- _Aim_
Can you render each line of the listing below as a numbered list, leaving out the blank lines?

- _Supplied information_
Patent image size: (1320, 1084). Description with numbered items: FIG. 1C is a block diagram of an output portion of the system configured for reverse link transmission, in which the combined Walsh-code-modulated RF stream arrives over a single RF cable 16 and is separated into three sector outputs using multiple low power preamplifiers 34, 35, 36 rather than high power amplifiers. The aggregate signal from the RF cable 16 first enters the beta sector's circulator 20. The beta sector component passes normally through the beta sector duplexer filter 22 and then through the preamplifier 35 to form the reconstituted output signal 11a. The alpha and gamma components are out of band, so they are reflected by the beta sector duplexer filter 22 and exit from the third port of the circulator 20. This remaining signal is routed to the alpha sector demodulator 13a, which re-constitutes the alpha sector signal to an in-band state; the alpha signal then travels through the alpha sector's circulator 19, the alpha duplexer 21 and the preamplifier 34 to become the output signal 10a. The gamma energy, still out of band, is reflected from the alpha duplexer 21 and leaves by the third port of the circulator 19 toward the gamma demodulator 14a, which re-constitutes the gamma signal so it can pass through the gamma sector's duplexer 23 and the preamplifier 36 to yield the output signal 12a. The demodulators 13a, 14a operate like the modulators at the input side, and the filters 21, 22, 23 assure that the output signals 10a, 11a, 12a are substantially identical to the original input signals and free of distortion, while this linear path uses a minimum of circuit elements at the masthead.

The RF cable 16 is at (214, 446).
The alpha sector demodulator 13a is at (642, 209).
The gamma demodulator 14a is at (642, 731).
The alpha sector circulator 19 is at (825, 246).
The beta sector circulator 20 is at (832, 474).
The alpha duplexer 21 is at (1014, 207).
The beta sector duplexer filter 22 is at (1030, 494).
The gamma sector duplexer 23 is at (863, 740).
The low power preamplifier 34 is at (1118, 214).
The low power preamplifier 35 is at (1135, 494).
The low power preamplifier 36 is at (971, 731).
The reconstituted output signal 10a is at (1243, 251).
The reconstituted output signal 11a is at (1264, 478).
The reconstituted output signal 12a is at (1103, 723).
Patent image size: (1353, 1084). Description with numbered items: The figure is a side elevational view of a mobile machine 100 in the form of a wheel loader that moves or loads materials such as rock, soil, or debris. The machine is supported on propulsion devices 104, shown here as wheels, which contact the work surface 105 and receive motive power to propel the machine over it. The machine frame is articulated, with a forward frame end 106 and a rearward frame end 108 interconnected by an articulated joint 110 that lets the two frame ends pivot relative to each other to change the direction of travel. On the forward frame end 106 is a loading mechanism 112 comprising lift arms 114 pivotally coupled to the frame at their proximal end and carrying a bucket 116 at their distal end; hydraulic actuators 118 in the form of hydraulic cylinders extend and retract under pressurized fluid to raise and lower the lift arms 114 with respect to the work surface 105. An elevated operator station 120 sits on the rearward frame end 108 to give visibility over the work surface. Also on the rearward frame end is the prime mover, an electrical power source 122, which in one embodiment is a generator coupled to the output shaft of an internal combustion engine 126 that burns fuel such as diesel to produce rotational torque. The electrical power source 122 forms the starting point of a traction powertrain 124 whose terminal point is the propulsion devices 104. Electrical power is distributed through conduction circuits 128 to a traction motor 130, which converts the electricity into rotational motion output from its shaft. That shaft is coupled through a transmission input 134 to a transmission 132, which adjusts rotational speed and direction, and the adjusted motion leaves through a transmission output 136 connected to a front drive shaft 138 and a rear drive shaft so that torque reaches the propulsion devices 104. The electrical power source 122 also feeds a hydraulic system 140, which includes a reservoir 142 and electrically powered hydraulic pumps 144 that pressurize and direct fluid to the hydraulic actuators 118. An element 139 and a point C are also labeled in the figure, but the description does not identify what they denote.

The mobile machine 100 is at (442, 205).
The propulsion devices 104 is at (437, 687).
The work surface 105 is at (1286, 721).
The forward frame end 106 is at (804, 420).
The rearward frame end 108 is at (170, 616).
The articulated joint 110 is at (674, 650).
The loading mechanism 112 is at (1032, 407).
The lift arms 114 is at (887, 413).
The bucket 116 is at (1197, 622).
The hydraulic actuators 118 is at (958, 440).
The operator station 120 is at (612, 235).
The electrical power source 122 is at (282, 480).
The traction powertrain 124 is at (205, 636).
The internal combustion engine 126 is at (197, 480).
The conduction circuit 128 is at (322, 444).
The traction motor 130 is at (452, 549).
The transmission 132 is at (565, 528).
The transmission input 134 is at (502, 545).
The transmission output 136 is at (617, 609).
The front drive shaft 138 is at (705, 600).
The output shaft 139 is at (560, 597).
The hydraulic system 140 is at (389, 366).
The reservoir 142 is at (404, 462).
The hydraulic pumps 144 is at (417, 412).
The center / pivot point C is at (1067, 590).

- _Exercise result_
1. Patent image size: (1320, 1084). Description with numbered items: FIG. 1C is a block diagram of an output portion of the system configured for reverse link transmission, in which the combined Walsh-code-modulated RF stream arrives over a single RF cable 16 and is separated into three sector outputs using multiple low power preamplifiers 34, 35, 36 rather than high power amplifiers. The aggregate signal from the RF cable 16 first enters the beta sector's circulator 20. The beta sector component passes normally through the beta sector duplexer filter 22 and then through the preamplifier 35 to form the reconstituted output signal 11a. The alpha and gamma components are out of band, so they are reflected by the beta sector duplexer filter 22 and exit from the third port of the circulator 20. This remaining signal is routed to the alpha sector demodulator 13a, which re-constitutes the alpha sector signal to an in-band state; the alpha signal then travels through the alpha sector's circulator 19, the alpha duplexer 21 and the preamplifier 34 to become the output signal 10a. The gamma energy, still out of band, is reflected from the alpha duplexer 21 and leaves by the third port of the circulator 19 toward the gamma demodulator 14a, which re-constitutes the gamma signal so it can pass through the gamma sector's duplexer 23 and the preamplifier 36 to yield the output signal 12a. The demodulators 13a, 14a operate like the modulators at the input side, and the filters 21, 22, 23 assure that the output signals 10a, 11a, 12a are substantially identical to the original input signals and free of distortion, while this linear path uses a minimum of circuit elements at the masthead.
2. The RF cable 16 is at (214, 446).
3. The alpha sector demodulator 13a is at (642, 209).
4. The gamma demodulator 14a is at (642, 731).
5. The alpha sector circulator 19 is at (825, 246).
6. The beta sector circulator 20 is at (832, 474).
7. The alpha duplexer 21 is at (1014, 207).
8. The beta sector duplexer filter 22 is at (1030, 494).
9. The gamma sector duplexer 23 is at (863, 740).
10. The low power preamplifier 34 is at (1118, 214).
11. The low power preamplifier 35 is at (1135, 494).
12. The low power preamplifier 36 is at (971, 731).
13. The reconstituted output signal 10a is at (1243, 251).
14. The reconstituted output signal 11a is at (1264, 478).
15. The reconstituted output signal 12a is at (1103, 723).
16. Patent image size: (1353, 1084). Description with numbered items: The figure is a side elevational view of a mobile machine 100 in the form of a wheel loader that moves or loads materials such as rock, soil, or debris. The machine is supported on propulsion devices 104, shown here as wheels, which contact the work surface 105 and receive motive power to propel the machine over it. The machine frame is articulated, with a forward frame end 106 and a rearward frame end 108 interconnected by an articulated joint 110 that lets the two frame ends pivot relative to each other to change the direction of travel. On the forward frame end 106 is a loading mechanism 112 comprising lift arms 114 pivotally coupled to the frame at their proximal end and carrying a bucket 116 at their distal end; hydraulic actuators 118 in the form of hydraulic cylinders extend and retract under pressurized fluid to raise and lower the lift arms 114 with respect to the work surface 105. An elevated operator station 120 sits on the rearward frame end 108 to give visibility over the work surface. Also on the rearward frame end is the prime mover, an electrical power source 122, which in one embodiment is a generator coupled to the output shaft of an internal combustion engine 126 that burns fuel such as diesel to produce rotational torque. The electrical power source 122 forms the starting point of a traction powertrain 124 whose terminal point is the propulsion devices 104. Electrical power is distributed through conduction circuits 128 to a traction motor 130, which converts the electricity into rotational motion output from its shaft. That shaft is coupled through a transmission input 134 to a transmission 132, which adjusts rotational speed and direction, and the adjusted motion leaves through a transmission output 136 connected to a front drive shaft 138 and a rear drive shaft so that torque reaches the propulsion devices 104. The electrical power source 122 also feeds a hydraulic system 140, which includes a reservoir 142 and electrically powered hydraulic pumps 144 that pressurize and direct fluid to the hydraulic actuators 118. An element 139 and a point C are also labeled in the figure, but the description does not identify what they denote.
17. The mobile machine 100 is at (442, 205).
18. The propulsion devices 104 is at (437, 687).
19. The work surface 105 is at (1286, 721).
20. The forward frame end 106 is at (804, 420).
21. The rearward frame end 108 is at (170, 616).
22. The articulated joint 110 is at (674, 650).
23. The loading mechanism 112 is at (1032, 407).
24. The lift arms 114 is at (887, 413).
25. The bucket 116 is at (1197, 622).
26. The hydraulic actuators 118 is at (958, 440).
27. The operator station 120 is at (612, 235).
28. The electrical power source 122 is at (282, 480).
29. The traction powertrain 124 is at (205, 636).
30. The internal combustion engine 126 is at (197, 480).
31. The conduction circuit 128 is at (322, 444).
32. The traction motor 130 is at (452, 549).
33. The transmission 132 is at (565, 528).
34. The transmission input 134 is at (502, 545).
35. The transmission output 136 is at (617, 609).
36. The front drive shaft 138 is at (705, 600).
37. The output shaft 139 is at (560, 597).
38. The hydraulic system 140 is at (389, 366).
39. The reservoir 142 is at (404, 462).
40. The hydraulic pumps 144 is at (417, 412).
41. The center / pivot point C is at (1067, 590).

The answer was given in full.